## EXERCISE DIRECTIONS
Present each line of the entries below that holds the word "content".
— Start of LISTED ENTRIES —
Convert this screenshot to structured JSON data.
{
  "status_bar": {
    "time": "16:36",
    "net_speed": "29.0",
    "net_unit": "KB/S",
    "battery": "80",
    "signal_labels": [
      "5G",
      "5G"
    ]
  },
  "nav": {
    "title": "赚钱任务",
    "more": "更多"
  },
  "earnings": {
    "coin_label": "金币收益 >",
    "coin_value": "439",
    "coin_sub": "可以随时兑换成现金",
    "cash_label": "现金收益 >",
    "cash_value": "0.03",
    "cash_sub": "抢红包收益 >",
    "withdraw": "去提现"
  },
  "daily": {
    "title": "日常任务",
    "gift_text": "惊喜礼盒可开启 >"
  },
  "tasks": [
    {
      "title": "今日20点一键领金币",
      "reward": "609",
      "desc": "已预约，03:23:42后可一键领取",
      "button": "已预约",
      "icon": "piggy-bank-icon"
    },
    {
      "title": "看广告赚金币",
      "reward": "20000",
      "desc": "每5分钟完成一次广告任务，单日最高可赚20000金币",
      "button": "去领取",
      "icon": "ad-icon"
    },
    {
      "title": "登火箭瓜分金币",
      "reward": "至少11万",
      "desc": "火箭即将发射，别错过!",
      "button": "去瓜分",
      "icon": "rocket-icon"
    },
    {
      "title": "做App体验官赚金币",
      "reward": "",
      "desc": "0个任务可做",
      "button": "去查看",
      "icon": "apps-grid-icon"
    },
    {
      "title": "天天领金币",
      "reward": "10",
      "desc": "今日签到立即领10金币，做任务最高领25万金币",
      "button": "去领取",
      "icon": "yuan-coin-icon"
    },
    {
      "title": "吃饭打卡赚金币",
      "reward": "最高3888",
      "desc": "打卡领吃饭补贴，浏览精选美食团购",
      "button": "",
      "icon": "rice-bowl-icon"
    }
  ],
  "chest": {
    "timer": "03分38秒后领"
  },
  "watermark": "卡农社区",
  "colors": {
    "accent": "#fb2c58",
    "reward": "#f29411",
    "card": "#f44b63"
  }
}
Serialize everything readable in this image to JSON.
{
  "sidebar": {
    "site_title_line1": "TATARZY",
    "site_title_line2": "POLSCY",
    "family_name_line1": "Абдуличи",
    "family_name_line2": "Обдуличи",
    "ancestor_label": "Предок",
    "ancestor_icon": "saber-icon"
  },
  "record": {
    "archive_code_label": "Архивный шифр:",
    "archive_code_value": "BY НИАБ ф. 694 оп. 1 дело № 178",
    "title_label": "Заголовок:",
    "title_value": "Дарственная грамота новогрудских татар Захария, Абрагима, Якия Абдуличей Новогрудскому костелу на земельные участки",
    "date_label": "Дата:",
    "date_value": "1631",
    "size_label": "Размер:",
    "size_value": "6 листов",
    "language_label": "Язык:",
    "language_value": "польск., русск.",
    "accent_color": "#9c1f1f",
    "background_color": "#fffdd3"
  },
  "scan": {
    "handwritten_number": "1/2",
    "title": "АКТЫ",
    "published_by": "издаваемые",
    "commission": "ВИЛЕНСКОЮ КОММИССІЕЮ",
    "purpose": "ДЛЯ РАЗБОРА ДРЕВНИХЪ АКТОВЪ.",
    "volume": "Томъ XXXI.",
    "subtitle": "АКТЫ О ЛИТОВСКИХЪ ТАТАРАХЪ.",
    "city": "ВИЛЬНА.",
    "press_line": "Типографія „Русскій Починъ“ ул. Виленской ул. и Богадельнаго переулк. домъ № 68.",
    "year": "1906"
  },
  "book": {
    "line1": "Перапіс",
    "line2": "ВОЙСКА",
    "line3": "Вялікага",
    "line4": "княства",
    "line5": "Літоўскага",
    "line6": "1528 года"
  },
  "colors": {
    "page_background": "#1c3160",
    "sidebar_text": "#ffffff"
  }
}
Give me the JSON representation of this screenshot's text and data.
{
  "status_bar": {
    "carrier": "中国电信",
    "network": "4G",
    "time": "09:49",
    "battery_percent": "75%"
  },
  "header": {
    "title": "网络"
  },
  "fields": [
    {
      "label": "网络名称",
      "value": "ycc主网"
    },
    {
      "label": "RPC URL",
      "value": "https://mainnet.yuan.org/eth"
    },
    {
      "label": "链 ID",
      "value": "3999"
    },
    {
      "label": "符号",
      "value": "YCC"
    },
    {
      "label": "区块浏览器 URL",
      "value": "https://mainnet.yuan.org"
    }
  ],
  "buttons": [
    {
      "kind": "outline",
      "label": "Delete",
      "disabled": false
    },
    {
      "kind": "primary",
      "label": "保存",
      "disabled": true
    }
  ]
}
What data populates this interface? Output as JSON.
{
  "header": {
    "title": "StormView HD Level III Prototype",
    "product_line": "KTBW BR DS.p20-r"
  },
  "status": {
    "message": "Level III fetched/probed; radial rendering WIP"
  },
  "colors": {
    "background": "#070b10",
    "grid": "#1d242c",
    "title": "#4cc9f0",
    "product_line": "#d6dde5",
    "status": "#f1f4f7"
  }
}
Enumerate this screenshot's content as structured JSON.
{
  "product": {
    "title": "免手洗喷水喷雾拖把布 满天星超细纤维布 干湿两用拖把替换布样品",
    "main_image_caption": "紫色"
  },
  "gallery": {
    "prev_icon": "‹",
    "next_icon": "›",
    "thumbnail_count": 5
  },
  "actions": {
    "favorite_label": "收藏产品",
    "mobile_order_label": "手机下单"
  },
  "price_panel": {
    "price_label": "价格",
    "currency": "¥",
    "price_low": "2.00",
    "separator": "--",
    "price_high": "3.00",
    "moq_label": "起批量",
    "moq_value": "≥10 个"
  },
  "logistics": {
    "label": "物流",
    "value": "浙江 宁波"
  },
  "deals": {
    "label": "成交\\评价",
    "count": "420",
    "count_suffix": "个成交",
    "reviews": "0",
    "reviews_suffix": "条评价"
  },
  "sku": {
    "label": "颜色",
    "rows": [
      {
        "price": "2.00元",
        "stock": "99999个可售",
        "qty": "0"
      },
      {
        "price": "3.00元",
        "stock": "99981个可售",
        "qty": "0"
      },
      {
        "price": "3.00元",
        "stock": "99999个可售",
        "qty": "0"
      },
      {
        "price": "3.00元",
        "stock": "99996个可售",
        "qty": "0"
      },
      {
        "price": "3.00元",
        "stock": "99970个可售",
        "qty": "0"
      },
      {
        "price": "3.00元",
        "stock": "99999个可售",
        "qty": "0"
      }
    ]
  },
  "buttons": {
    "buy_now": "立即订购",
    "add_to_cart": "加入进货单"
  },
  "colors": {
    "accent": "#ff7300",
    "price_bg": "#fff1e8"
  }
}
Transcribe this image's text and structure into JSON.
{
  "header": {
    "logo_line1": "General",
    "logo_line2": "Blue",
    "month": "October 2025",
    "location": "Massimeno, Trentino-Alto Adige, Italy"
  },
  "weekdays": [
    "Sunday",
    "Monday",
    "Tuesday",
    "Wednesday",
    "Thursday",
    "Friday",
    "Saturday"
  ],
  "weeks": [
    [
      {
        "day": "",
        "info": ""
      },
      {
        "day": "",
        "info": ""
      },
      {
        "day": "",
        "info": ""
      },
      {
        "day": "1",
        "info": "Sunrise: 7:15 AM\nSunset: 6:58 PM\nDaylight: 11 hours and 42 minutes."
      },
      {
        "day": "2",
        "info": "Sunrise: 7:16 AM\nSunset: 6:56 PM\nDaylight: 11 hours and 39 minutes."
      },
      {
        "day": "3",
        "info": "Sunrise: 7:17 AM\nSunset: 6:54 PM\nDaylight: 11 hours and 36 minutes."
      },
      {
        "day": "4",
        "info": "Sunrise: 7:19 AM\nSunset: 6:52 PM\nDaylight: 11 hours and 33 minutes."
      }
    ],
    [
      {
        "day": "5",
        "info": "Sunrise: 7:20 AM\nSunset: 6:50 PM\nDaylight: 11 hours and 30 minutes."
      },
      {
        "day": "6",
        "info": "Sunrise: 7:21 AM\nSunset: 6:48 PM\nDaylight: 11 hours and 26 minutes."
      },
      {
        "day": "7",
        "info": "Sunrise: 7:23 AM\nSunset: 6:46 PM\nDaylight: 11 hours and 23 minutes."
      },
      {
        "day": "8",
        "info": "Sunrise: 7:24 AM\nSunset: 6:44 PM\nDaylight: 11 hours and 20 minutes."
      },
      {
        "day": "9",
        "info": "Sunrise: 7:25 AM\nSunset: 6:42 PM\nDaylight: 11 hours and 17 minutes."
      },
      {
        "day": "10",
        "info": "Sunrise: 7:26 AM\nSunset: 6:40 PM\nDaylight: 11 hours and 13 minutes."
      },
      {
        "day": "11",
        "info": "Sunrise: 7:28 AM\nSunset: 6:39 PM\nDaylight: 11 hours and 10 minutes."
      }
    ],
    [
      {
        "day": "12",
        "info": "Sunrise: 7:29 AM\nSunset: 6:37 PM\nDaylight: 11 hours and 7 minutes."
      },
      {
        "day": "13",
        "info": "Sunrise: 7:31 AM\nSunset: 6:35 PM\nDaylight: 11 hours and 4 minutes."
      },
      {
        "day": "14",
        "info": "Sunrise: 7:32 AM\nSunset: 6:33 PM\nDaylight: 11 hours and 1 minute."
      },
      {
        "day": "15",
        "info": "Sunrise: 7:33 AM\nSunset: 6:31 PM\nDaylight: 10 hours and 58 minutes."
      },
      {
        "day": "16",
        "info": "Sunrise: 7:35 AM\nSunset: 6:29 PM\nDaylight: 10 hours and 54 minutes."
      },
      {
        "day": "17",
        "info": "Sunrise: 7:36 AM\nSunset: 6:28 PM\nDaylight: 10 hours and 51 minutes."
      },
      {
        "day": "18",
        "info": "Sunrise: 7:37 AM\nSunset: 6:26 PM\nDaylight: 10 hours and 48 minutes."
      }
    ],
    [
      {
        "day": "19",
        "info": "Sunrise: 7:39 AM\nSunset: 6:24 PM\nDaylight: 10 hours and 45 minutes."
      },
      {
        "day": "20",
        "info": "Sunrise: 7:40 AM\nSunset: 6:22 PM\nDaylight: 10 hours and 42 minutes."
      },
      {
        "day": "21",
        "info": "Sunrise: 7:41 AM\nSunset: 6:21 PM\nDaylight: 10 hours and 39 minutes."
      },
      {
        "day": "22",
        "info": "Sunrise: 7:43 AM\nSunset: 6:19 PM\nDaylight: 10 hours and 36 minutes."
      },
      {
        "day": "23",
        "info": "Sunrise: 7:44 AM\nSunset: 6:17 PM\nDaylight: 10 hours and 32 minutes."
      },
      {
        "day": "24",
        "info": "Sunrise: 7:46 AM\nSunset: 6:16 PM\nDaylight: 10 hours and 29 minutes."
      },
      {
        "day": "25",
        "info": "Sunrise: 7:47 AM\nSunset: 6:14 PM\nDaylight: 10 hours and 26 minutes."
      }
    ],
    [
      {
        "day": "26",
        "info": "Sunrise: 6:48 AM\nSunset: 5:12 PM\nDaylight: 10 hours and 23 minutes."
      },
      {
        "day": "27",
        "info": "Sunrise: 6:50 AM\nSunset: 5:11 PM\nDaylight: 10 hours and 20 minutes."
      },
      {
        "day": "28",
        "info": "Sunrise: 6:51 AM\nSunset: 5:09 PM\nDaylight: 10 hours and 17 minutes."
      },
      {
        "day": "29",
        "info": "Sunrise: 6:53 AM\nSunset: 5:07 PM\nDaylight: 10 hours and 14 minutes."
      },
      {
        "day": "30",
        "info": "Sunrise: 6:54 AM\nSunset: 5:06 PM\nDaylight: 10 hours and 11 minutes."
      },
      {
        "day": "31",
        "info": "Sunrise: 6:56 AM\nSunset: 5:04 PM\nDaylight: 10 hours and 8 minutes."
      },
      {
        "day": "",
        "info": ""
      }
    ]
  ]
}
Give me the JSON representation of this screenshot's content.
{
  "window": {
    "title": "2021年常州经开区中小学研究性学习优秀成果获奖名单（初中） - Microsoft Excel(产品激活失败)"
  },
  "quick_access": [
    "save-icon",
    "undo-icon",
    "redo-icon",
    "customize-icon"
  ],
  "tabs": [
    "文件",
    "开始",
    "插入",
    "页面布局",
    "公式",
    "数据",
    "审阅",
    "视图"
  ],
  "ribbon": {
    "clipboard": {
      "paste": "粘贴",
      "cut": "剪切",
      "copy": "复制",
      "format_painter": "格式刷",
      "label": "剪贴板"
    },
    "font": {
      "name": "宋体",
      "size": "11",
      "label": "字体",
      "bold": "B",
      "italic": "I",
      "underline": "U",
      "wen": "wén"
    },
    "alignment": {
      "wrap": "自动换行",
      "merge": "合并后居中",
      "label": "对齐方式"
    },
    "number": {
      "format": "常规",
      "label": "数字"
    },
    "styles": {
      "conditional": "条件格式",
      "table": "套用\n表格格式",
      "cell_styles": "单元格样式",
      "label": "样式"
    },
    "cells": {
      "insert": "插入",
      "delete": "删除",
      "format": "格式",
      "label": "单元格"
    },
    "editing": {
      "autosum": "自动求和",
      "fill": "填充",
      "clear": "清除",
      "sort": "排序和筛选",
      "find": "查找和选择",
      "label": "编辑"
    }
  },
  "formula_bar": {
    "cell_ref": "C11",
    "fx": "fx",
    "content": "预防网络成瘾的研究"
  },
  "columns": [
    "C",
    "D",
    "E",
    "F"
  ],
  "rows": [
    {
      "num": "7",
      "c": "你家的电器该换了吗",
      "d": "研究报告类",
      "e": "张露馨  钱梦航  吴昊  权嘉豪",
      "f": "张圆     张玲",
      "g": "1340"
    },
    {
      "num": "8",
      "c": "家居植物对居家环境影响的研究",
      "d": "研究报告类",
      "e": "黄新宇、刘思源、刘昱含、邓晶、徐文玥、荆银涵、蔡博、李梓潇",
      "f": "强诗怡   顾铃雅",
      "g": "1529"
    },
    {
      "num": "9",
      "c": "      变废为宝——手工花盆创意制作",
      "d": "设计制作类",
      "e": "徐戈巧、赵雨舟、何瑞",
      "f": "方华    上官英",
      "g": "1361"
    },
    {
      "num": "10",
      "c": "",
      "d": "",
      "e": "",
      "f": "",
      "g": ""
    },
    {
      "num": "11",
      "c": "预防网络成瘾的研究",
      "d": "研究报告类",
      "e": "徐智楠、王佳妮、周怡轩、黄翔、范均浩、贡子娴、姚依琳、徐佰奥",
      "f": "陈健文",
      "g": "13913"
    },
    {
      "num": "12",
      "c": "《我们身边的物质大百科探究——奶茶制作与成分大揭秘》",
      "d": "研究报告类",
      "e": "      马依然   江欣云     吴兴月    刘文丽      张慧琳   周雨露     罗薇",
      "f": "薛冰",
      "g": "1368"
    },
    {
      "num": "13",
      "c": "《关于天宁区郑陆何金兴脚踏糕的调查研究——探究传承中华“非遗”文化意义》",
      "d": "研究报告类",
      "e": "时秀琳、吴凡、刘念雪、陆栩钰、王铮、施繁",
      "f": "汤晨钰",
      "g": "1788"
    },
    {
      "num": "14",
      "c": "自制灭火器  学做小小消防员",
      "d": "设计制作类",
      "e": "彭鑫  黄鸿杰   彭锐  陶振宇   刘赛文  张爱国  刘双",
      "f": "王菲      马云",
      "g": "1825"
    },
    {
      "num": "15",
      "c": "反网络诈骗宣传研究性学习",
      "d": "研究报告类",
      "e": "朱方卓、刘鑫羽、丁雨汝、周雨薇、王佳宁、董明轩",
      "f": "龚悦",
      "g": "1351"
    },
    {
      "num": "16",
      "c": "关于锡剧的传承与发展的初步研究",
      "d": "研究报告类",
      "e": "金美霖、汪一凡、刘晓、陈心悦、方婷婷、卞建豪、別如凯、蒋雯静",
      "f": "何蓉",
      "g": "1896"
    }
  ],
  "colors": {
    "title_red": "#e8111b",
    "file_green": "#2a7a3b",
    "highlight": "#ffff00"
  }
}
— End of LISTED ENTRIES —
## REPLY TO THE TASK
Enumerate this screenshot's content as structured JSON.
Give me the JSON representation of this screenshot's content.
    "content": "预防网络成瘾的研究"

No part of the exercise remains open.